_DO THIS_
Without altering anything, repeat each of the records.

|---|

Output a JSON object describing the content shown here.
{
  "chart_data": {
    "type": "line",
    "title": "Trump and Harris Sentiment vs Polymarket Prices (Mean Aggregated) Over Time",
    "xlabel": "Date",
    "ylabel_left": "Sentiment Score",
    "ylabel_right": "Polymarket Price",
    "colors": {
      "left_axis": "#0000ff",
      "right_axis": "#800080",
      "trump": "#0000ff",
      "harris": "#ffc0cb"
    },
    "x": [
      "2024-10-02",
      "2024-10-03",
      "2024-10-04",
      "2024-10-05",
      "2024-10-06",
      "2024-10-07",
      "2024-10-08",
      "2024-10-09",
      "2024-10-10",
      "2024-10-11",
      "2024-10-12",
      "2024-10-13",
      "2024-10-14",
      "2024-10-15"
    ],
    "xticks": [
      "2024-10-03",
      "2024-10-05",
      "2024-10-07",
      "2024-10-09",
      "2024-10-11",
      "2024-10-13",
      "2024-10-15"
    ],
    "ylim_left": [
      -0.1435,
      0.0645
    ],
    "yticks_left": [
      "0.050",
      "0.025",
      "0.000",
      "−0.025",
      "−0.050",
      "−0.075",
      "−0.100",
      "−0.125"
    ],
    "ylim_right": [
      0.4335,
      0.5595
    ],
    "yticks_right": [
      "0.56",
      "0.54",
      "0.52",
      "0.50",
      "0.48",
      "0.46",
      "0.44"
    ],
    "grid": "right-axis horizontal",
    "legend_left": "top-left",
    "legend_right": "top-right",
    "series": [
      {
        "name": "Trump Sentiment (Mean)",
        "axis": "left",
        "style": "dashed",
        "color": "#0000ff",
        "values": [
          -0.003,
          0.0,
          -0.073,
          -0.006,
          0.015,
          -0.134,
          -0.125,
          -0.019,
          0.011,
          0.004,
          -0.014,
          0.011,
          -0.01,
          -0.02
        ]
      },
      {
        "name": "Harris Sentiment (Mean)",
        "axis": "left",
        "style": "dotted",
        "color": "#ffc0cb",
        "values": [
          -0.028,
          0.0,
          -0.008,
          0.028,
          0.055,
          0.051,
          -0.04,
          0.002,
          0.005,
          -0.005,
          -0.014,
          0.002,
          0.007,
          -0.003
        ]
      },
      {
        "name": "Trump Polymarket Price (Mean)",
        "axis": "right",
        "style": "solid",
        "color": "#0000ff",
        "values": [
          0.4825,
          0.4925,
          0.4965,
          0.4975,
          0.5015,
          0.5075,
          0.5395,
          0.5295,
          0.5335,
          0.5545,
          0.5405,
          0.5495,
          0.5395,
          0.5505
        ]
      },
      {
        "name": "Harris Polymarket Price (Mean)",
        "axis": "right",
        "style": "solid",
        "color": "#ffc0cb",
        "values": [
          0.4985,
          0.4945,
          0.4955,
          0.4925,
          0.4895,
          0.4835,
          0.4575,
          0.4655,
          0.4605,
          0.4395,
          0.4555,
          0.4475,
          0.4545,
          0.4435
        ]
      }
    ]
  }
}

|---|

_RESULT FOR THIS EXERCISE_
Output a JSON object describing the content shown here.
{
  "chart_data": {
    "type": "line",
    "title": "Trump and Harris Sentiment vs Polymarket Prices (Mean Aggregated) Over Time",
    "xlabel": "Date",
    "ylabel_left": "Sentiment Score",
    "ylabel_right": "Polymarket Price",
    "colors": {
      "left_axis": "#0000ff",
      "right_axis": "#800080",
      "trump": "#0000ff",
      "harris": "#ffc0cb"
    },
    "x": [
      "2024-10-02",
      "2024-10-03",
      "2024-10-04",
      "2024-10-05",
      "2024-10-06",
      "2024-10-07",
      "2024-10-08",
      "2024-10-09",
      "2024-10-10",
      "2024-10-11",
      "2024-10-12",
      "2024-10-13",
      "2024-10-14",
      "2024-10-15"
    ],
    "xticks": [
      "2024-10-03",
      "2024-10-05",
      "2024-10-07",
      "2024-10-09",
      "2024-10-11",
      "2024-10-13",
      "2024-10-15"
    ],
    "ylim_left": [
      -0.1435,
      0.0645
    ],
    "yticks_left": [
      "0.050",
      "0.025",
      "0.000",
      "−0.025",
      "−0.050",
      "−0.075",
      "−0.100",
      "−0.125"
    ],
    "ylim_right": [
      0.4335,
      0.5595
    ],
    "yticks_right": [
      "0.56",
      "0.54",
      "0.52",
      "0.50",
      "0.48",
      "0.46",
      "0.44"
    ],
    "grid": "right-axis horizontal",
    "legend_left": "top-left",
    "legend_right": "top-right",
    "series": [
      {
        "name": "Trump Sentiment (Mean)",
        "axis": "left",
        "style": "dashed",
        "color": "#0000ff",
        "values": [
          -0.003,
          0.0,
          -0.073,
          -0.006,
          0.015,
          -0.134,
          -0.125,
          -0.019,
          0.011,
          0.004,
          -0.014,
          0.011,
          -0.01,
          -0.02
        ]
      },
      {
        "name": "Harris Sentiment (Mean)",
        "axis": "left",
        "style": "dotted",
        "color": "#ffc0cb",
        "values": [
          -0.028,
          0.0,
          -0.008,
          0.028,
          0.055,
          0.051,
          -0.04,
          0.002,
          0.005,
          -0.005,
          -0.014,
          0.002,
          0.007,
          -0.003
        ]
      },
      {
        "name": "Trump Polymarket Price (Mean)",
        "axis": "right",
        "style": "solid",
        "color": "#0000ff",
        "values": [
          0.4825,
          0.4925,
          0.4965,
          0.4975,
          0.5015,
          0.5075,
          0.5395,
          0.5295,
          0.5335,
          0.5545,
          0.5405,
          0.5495,
          0.5395,
          0.5505
        ]
      },
      {
        "name": "Harris Polymarket Price (Mean)",
        "axis": "right",
        "style": "solid",
        "color": "#ffc0cb",
        "values": [
          0.4985,
          0.4945,
          0.4955,
          0.4925,
          0.4895,
          0.4835,
          0.4575,
          0.4655,
          0.4605,
          0.4395,
          0.4555,
          0.4475,
          0.4545,
          0.4435
        ]
      }
    ]
  }
}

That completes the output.